Given data:
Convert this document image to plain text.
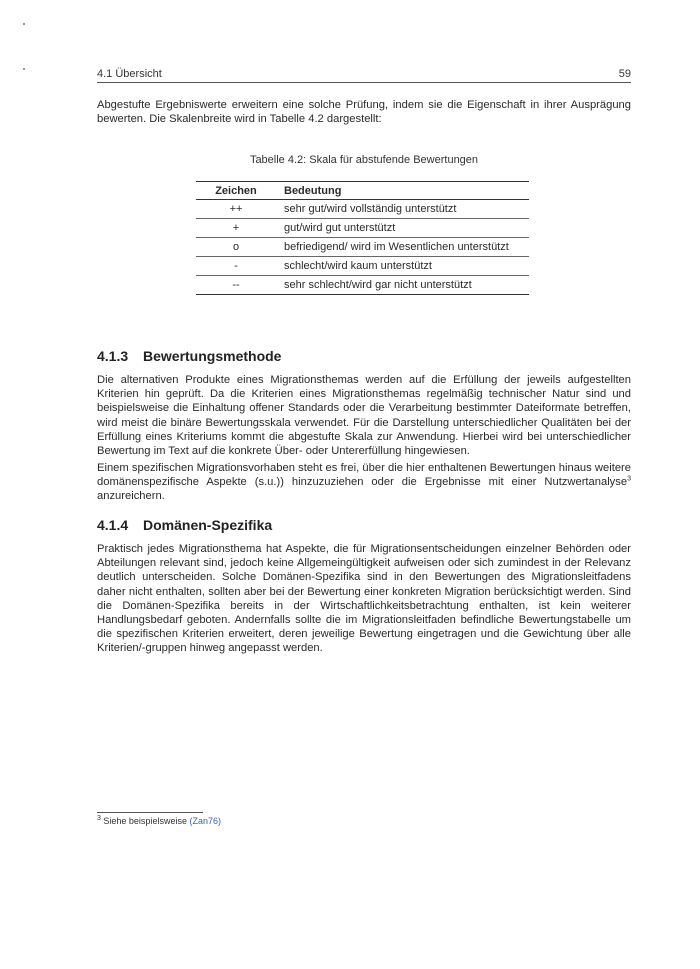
4.1 Übersicht	59

Abgestufte Ergebniswerte erweitern eine solche Prüfung, indem sie die Eigenschaft in ihrer Ausprägung bewerten. Die Skalenbreite wird in Tabelle 4.2 dargestellt:

Tabelle 4.2: Skala für abstufende Bewertungen
Zeichen	Bedeutung
++	sehr gut/wird vollständig unterstützt
+	gut/wird gut unterstützt
o	befriedigend/ wird im Wesentlichen unterstützt
-	schlecht/wird kaum unterstützt
--	sehr schlecht/wird gar nicht unterstützt
4.1.3 Bewertungsmethode

Die alternativen Produkte eines Migrationsthemas werden auf die Erfüllung der jeweils aufgestellten Kriterien hin geprüft. Da die Kriterien eines Migrationsthemas regelmäßig technischer Natur sind und beispielsweise die Einhaltung offener Standards oder die Verarbeitung bestimmter Dateiformate betreffen, wird meist die binäre Bewertungsskala verwendet. Für die Darstellung unterschiedlicher Qualitäten bei der Erfüllung eines Kriteriums kommt die abgestufte Skala zur Anwendung. Hierbei wird bei unterschiedlicher Bewertung im Text auf die konkrete Über- oder Untererfüllung hingewiesen.

Einem spezifischen Migrationsvorhaben steht es frei, über die hier enthaltenen Bewertungen hinaus weitere domänenspezifische Aspekte (s.u.)) hinzuzuziehen oder die Ergebnisse mit einer Nutzwertanalyse$^3$ anzureichern.

4.1.4 Domänen-Spezifika

Praktisch jedes Migrationsthema hat Aspekte, die für Migrationsentscheidungen einzelner Behörden oder Abteilungen relevant sind, jedoch keine Allgemeingültigkeit aufweisen oder sich zumindest in der Relevanz deutlich unterscheiden. Solche Domänen-Spezifika sind in den Bewertungen des Migrationsleitfadens daher nicht enthalten, sollten aber bei der Bewertung einer konkreten Migration berücksichtigt werden. Sind die Domänen-Spezifika bereits in der Wirtschaftlichkeitsbetrachtung enthalten, ist kein weiterer Handlungsbedarf geboten. Andernfalls sollte die im Migrationsleitfaden befindliche Bewertungstabelle um die spezifischen Kriterien erweitert, deren jeweilige Bewertung eingetragen und die Gewichtung über alle Kriterien/-gruppen hinweg angepasst werden.

$^3$ Siehe beispielsweise (Zan76)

Challenge: Will you restate every entry word for word and omit the images?

The result:
Convert this document image to plain text.
4.1 Übersicht	59

Abgestufte Ergebniswerte erweitern eine solche Prüfung, indem sie die Eigenschaft in ihrer Ausprägung bewerten. Die Skalenbreite wird in Tabelle 4.2 dargestellt:

Tabelle 4.2: Skala für abstufende Bewertungen
Zeichen	Bedeutung
++	sehr gut/wird vollständig unterstützt
+	gut/wird gut unterstützt
o	befriedigend/ wird im Wesentlichen unterstützt
-	schlecht/wird kaum unterstützt
--	sehr schlecht/wird gar nicht unterstützt
4.1.3 Bewertungsmethode

Die alternativen Produkte eines Migrationsthemas werden auf die Erfüllung der jeweils aufgestellten Kriterien hin geprüft. Da die Kriterien eines Migrationsthemas regelmäßig technischer Natur sind und beispielsweise die Einhaltung offener Standards oder die Verarbeitung bestimmter Dateiformate betreffen, wird meist die binäre Bewertungsskala verwendet. Für die Darstellung unterschiedlicher Qualitäten bei der Erfüllung eines Kriteriums kommt die abgestufte Skala zur Anwendung. Hierbei wird bei unterschiedlicher Bewertung im Text auf die konkrete Über- oder Untererfüllung hingewiesen.

Einem spezifischen Migrationsvorhaben steht es frei, über die hier enthaltenen Bewertungen hinaus weitere domänenspezifische Aspekte (s.u.)) hinzuzuziehen oder die Ergebnisse mit einer Nutzwertanalyse$^3$ anzureichern.

4.1.4 Domänen-Spezifika

Praktisch jedes Migrationsthema hat Aspekte, die für Migrationsentscheidungen einzelner Behörden oder Abteilungen relevant sind, jedoch keine Allgemeingültigkeit aufweisen oder sich zumindest in der Relevanz deutlich unterscheiden. Solche Domänen-Spezifika sind in den Bewertungen des Migrationsleitfadens daher nicht enthalten, sollten aber bei der Bewertung einer konkreten Migration berücksichtigt werden. Sind die Domänen-Spezifika bereits in der Wirtschaftlichkeitsbetrachtung enthalten, ist kein weiterer Handlungsbedarf geboten. Andernfalls sollte die im Migrationsleitfaden befindliche Bewertungstabelle um die spezifischen Kriterien erweitert, deren jeweilige Bewertung eingetragen und die Gewichtung über alle Kriterien/-gruppen hinweg angepasst werden.

$^3$ Siehe beispielsweise (Zan76)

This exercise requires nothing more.